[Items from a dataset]
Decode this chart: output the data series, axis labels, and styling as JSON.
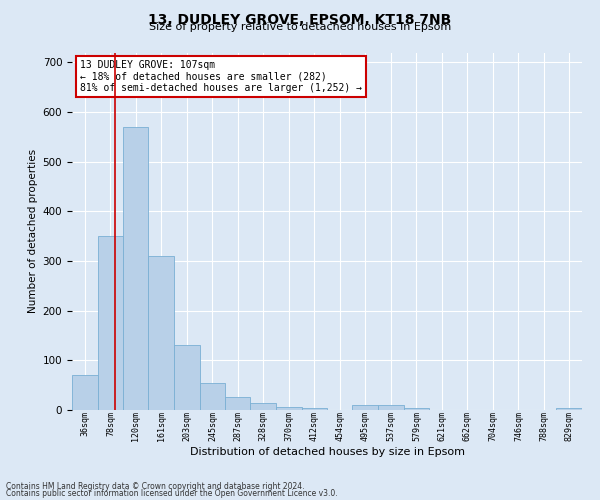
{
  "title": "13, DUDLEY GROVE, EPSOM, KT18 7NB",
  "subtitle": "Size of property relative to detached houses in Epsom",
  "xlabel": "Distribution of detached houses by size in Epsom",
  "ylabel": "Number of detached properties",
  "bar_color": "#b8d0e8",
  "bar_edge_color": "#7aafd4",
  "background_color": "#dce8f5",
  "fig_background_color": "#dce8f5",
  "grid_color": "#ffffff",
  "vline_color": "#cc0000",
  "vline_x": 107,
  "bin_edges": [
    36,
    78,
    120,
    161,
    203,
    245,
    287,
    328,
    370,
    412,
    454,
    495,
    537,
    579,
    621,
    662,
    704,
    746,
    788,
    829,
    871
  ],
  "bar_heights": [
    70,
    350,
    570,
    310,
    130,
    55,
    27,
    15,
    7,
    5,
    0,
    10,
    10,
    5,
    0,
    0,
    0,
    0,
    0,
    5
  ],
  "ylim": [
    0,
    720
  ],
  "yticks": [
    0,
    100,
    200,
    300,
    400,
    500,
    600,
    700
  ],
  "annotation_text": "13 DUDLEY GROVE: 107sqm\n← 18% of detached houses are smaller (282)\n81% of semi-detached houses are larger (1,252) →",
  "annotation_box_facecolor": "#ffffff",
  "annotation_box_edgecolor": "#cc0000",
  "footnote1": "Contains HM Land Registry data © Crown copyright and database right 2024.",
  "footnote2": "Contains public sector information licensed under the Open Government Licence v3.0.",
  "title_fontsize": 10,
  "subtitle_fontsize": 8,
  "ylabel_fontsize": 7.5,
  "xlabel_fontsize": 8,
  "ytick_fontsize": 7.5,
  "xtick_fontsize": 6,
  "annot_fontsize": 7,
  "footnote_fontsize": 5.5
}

--

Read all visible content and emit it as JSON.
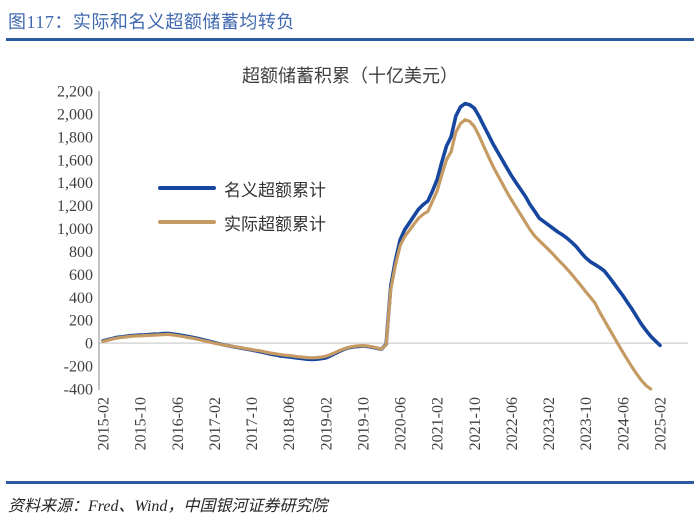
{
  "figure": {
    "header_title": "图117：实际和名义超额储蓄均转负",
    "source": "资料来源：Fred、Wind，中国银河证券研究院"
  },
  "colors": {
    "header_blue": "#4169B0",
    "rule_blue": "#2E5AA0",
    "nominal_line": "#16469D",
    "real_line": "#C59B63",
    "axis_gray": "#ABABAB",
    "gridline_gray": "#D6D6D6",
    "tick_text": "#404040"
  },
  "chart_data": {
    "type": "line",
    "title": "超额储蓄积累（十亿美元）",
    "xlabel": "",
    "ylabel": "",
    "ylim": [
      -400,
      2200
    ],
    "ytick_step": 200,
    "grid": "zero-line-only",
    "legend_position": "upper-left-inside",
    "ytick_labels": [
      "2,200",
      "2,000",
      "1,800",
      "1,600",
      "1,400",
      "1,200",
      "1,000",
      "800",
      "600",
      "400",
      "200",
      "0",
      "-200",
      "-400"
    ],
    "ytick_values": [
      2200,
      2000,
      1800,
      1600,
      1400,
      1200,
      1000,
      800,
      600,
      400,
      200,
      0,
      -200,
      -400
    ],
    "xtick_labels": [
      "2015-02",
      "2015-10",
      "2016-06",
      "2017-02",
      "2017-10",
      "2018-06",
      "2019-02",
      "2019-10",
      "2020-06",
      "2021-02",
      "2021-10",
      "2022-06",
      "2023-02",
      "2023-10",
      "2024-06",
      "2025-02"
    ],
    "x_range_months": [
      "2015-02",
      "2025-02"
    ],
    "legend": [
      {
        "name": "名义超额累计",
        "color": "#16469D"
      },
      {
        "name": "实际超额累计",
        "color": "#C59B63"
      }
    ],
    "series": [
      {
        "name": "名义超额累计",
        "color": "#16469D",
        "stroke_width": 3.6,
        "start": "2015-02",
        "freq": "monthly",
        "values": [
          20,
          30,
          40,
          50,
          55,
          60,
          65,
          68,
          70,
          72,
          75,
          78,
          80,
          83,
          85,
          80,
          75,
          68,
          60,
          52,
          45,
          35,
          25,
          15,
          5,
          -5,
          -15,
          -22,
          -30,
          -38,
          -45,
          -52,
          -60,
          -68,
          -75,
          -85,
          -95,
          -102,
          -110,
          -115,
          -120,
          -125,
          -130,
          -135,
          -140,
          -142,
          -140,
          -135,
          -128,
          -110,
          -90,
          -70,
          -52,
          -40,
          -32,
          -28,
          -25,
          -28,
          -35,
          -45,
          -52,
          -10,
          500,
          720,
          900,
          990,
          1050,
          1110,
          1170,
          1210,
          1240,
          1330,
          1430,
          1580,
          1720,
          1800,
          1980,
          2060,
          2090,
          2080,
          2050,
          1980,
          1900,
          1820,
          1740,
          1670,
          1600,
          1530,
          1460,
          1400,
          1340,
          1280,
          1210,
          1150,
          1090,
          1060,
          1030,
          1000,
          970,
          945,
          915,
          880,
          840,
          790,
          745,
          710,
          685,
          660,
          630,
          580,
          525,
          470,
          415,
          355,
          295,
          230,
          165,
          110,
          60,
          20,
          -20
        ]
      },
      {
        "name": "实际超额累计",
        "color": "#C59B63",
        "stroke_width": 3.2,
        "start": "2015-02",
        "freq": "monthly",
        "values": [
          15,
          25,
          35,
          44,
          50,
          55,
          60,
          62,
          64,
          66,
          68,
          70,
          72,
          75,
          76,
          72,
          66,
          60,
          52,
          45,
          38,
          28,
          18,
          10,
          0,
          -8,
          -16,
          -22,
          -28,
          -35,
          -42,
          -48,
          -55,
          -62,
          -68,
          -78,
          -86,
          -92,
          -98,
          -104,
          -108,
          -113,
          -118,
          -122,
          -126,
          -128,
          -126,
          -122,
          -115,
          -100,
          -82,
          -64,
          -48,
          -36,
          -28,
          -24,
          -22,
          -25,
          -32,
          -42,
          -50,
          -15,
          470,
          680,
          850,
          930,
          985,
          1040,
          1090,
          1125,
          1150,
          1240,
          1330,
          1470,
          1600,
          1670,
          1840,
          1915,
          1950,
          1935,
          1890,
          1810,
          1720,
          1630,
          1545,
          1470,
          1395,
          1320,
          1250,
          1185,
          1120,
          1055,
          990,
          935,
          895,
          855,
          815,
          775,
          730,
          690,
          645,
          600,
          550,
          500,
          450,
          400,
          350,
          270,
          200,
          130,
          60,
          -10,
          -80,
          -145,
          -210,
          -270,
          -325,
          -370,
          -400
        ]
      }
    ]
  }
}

**Task description**
Of the lines above, how many hold the string "Contains"? Answer with only the number.

**Solution to this task**
2